Report how many lines of the records below include the word "image". Give nothing but the number.

Rows from a figure dataset
■ ■ ■ ■ ■
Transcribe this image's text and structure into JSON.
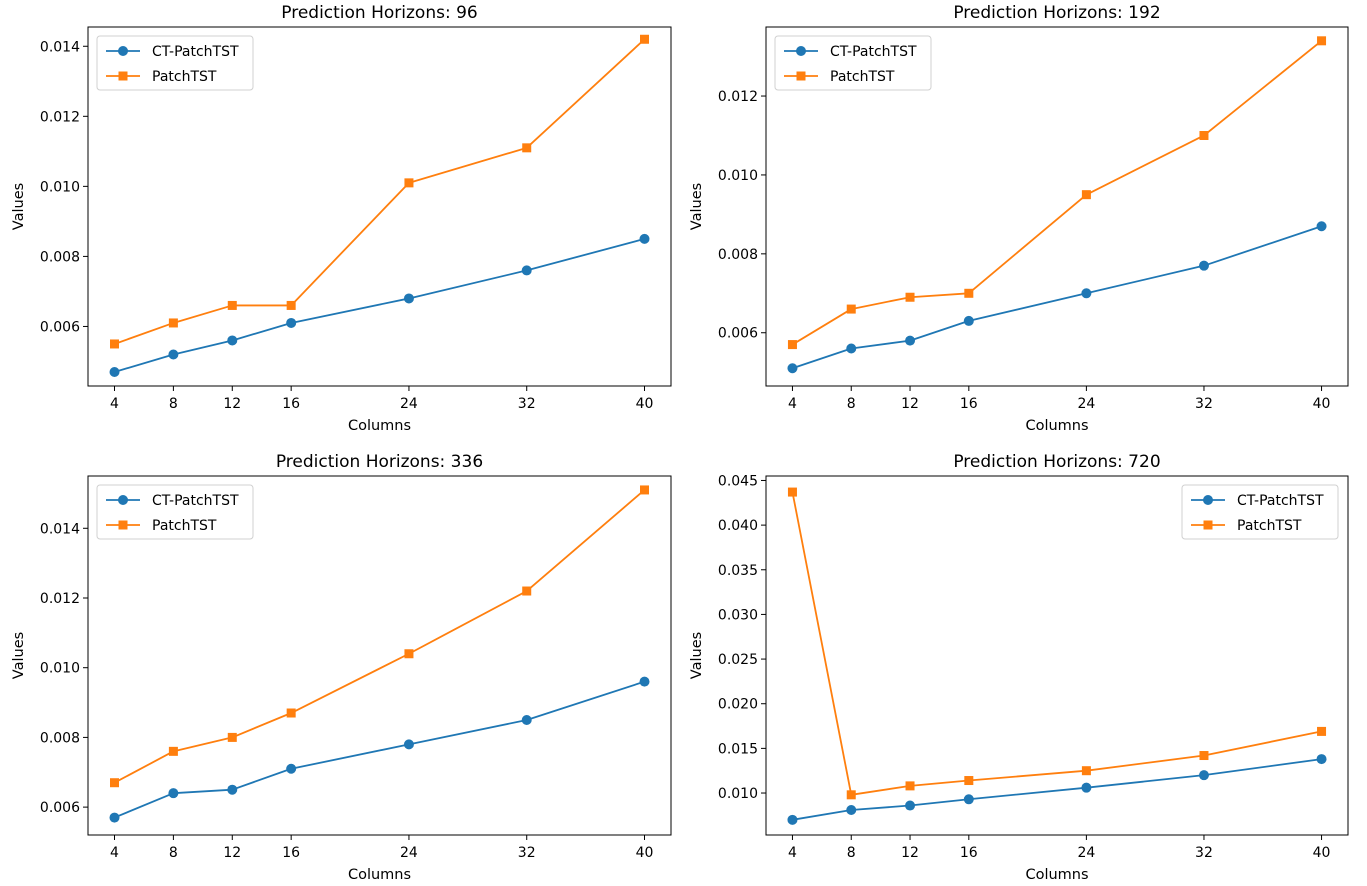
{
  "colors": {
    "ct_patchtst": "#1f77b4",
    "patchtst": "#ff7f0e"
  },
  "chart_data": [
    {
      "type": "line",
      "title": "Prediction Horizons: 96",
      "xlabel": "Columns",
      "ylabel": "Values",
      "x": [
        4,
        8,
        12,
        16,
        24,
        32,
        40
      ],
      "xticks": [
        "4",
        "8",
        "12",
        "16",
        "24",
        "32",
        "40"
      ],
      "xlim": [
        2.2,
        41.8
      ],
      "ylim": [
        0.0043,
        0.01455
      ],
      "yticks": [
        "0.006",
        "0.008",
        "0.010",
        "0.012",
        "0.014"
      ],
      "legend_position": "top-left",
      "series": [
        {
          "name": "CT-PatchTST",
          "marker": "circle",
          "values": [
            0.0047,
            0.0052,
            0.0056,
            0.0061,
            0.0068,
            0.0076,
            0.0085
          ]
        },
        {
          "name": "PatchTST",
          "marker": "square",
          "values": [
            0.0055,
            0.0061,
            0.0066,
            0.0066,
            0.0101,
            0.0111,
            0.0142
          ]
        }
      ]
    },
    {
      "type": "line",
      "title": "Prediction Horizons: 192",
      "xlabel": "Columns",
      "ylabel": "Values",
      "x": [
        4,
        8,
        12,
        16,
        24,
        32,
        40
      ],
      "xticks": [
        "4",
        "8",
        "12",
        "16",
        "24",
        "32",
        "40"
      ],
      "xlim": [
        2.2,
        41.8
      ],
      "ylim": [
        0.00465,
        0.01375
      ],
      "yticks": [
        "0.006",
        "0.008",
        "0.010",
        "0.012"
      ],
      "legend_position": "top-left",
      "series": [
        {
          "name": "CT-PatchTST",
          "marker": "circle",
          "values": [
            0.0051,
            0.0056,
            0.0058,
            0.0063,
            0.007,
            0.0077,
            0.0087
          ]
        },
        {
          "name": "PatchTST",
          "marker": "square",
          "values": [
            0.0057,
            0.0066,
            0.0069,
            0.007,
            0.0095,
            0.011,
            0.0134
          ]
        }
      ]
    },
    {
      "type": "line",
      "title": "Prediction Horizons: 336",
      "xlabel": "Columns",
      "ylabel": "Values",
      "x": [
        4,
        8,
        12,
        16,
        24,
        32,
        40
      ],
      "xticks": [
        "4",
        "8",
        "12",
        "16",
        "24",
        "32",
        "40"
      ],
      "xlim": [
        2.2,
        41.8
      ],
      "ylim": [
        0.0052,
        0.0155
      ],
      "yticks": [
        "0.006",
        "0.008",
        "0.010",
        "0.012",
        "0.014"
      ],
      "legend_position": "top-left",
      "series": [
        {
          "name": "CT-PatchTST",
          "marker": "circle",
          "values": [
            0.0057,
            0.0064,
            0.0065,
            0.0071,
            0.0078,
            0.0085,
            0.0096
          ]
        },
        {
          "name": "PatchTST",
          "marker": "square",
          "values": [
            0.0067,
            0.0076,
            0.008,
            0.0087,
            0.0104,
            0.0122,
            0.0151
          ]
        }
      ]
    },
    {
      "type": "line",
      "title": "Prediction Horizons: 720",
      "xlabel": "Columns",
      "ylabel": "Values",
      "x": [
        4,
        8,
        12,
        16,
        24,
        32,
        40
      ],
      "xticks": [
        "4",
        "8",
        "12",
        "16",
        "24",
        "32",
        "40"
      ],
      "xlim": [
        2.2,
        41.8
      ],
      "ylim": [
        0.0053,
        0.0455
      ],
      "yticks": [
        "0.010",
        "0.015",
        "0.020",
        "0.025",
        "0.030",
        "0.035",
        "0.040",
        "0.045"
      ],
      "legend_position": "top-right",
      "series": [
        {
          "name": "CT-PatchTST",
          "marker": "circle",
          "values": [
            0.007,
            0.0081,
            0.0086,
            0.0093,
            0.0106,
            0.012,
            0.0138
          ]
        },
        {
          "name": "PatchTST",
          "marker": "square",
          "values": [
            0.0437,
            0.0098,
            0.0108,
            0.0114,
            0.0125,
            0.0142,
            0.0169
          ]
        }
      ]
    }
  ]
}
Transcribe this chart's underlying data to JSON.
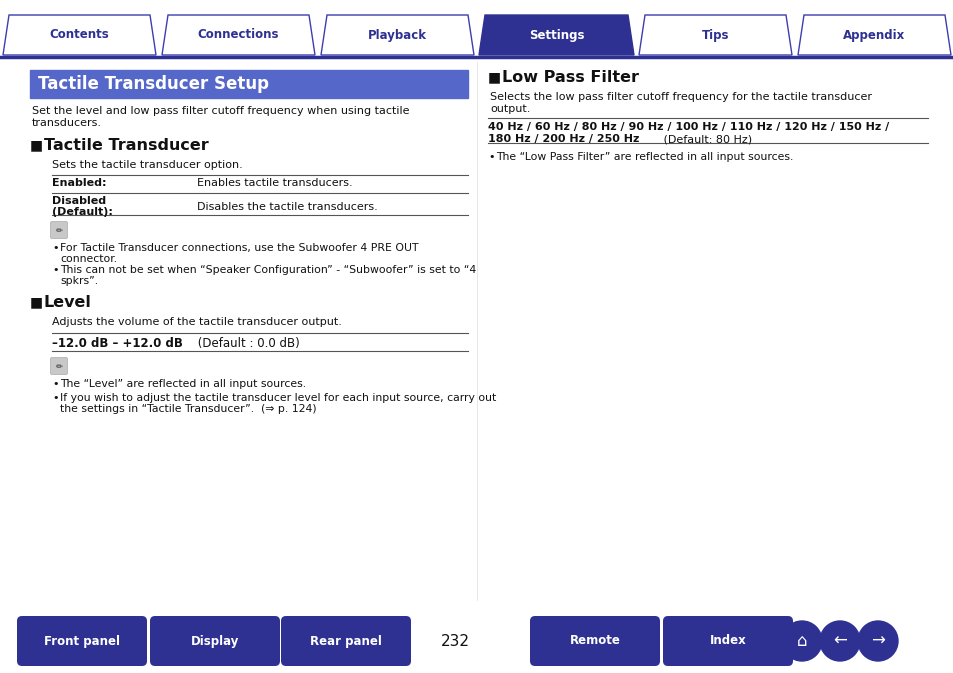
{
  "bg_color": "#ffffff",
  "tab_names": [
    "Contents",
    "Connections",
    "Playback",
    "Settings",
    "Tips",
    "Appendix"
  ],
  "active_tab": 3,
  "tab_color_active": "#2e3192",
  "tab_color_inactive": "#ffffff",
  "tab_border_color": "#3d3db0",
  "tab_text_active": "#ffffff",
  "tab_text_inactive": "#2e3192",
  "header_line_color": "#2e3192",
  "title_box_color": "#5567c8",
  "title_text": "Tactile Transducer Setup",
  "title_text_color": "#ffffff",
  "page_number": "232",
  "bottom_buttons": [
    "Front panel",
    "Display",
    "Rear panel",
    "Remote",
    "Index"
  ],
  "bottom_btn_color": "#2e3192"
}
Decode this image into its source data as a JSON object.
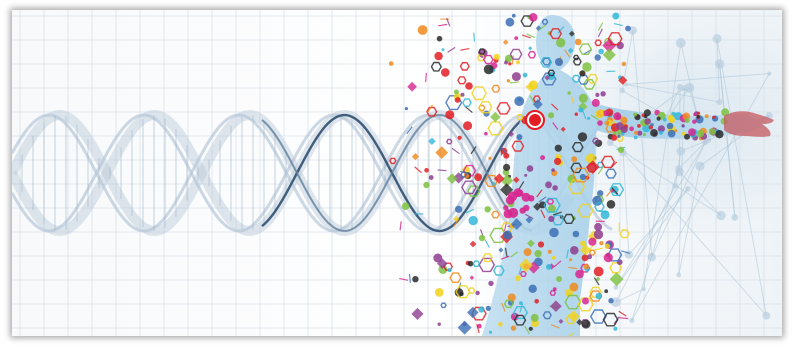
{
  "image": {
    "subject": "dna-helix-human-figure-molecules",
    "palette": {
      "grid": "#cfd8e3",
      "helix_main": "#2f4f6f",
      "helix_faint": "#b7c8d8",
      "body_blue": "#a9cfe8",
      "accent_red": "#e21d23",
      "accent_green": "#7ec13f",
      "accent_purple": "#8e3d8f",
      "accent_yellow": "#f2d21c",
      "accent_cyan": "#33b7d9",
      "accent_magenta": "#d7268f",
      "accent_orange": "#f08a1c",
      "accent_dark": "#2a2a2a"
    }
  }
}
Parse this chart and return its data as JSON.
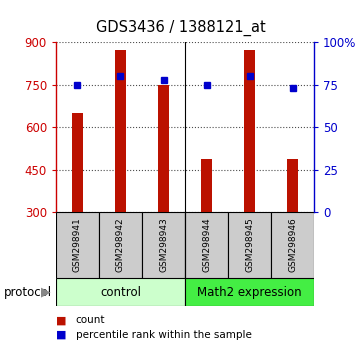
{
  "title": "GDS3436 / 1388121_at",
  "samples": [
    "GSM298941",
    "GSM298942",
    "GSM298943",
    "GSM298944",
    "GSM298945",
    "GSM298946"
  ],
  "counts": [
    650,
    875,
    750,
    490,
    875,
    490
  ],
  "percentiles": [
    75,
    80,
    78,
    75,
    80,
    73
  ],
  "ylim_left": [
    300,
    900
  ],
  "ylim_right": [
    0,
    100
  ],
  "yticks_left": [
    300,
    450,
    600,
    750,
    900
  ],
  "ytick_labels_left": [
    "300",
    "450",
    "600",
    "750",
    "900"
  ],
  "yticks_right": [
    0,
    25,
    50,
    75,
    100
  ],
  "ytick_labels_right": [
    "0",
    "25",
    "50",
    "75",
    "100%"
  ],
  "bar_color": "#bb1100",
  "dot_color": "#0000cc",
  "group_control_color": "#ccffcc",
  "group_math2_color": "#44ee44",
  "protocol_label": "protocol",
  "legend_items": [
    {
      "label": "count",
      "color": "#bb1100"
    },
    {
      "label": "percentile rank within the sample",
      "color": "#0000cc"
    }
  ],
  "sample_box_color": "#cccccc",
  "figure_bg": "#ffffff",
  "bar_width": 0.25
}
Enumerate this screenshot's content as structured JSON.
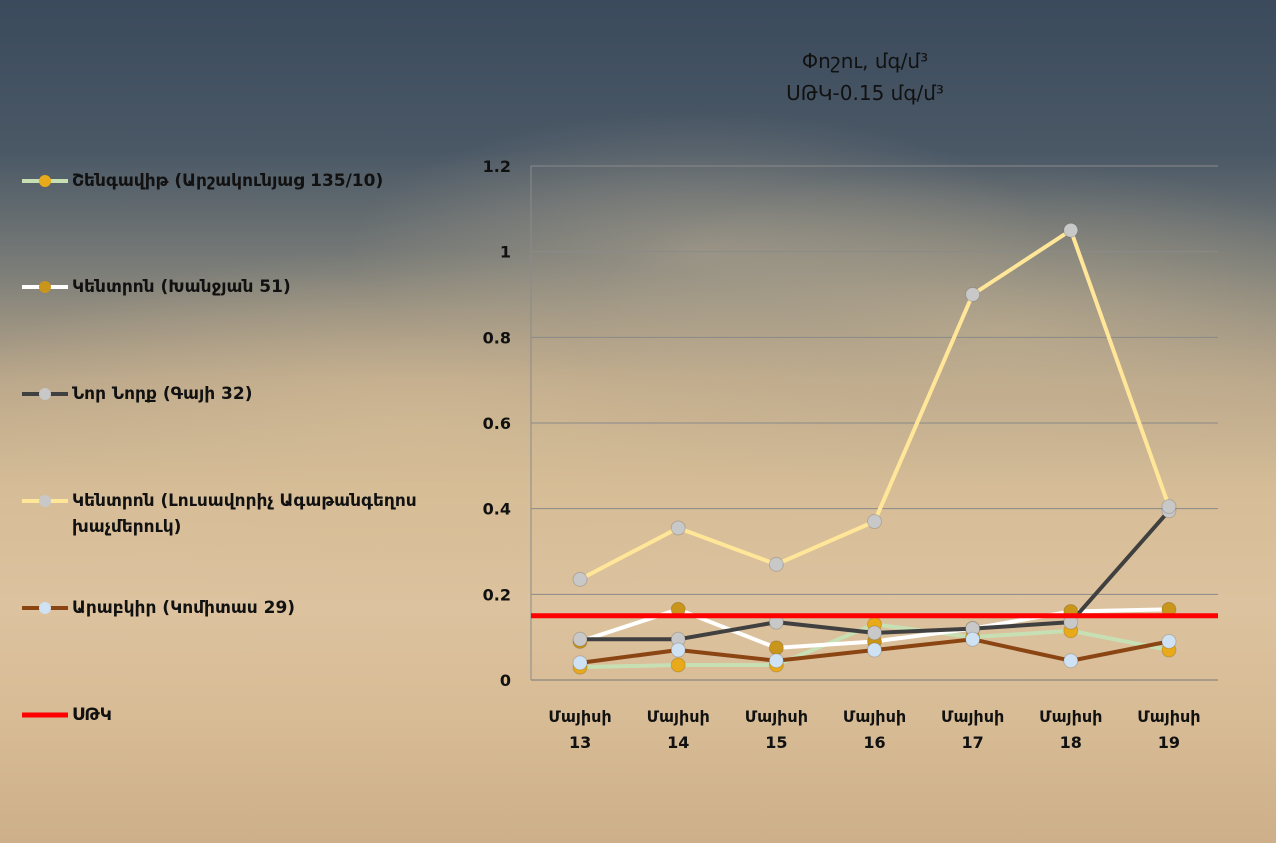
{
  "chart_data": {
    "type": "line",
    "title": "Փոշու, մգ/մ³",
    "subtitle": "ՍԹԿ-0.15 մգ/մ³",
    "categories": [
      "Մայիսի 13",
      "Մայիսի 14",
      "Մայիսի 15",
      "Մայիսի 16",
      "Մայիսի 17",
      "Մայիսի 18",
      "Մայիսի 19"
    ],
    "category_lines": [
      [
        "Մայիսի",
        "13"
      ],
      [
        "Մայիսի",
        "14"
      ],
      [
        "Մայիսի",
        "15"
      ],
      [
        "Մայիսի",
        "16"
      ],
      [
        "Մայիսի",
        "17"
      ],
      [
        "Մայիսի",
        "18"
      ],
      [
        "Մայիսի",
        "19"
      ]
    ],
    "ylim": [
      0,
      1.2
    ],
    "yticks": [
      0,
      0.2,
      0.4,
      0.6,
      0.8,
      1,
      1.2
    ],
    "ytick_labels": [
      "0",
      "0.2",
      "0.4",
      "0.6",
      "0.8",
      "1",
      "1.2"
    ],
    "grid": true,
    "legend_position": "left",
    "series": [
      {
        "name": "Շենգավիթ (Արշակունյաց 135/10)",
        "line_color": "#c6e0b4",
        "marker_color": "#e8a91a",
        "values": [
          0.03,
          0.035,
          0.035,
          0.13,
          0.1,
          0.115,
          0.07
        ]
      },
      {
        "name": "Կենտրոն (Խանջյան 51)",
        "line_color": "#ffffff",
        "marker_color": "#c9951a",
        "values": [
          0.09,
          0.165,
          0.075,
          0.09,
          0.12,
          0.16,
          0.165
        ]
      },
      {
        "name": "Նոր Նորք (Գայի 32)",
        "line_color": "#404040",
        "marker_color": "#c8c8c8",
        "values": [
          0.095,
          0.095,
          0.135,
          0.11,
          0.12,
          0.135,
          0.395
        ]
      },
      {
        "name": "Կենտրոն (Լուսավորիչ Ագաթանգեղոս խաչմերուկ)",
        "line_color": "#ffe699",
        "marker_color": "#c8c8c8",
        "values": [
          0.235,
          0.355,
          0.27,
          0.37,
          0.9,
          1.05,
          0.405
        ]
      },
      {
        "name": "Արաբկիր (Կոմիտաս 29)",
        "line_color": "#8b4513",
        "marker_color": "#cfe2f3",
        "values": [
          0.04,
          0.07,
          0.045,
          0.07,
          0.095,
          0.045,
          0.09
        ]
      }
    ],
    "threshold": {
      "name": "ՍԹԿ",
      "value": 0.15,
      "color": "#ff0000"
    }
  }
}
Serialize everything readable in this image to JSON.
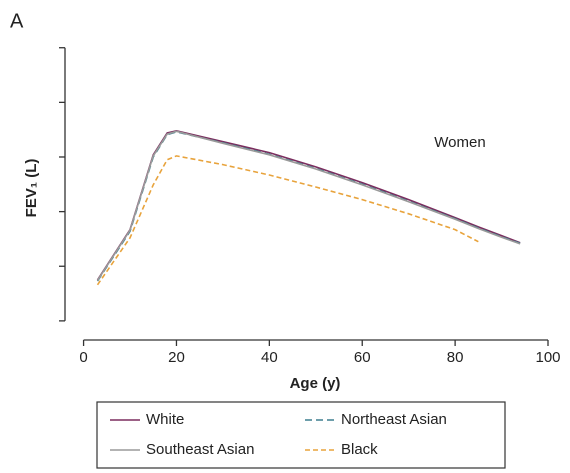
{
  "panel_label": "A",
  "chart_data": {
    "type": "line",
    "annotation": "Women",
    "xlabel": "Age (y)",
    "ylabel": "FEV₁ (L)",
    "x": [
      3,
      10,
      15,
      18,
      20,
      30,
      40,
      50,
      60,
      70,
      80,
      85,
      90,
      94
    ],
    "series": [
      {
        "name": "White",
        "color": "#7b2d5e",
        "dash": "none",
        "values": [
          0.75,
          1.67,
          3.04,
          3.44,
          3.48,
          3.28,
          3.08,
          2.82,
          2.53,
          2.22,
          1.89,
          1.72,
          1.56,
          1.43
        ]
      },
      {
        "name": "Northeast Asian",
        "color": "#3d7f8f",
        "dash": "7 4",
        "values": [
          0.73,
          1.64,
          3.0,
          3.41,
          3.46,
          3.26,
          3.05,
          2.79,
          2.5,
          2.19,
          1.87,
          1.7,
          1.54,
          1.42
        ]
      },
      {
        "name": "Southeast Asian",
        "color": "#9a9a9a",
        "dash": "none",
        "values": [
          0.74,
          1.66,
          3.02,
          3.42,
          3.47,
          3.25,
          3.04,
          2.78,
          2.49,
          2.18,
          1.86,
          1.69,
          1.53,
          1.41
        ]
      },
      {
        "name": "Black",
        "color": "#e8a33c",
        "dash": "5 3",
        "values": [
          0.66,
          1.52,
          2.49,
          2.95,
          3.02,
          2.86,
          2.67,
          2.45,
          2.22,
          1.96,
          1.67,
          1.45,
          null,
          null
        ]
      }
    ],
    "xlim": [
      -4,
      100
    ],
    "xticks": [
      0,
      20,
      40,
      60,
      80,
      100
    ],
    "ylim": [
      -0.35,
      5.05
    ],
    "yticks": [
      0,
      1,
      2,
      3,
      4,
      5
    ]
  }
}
■ ■ ■ ■ ■
EXPECTED ANSWER - 4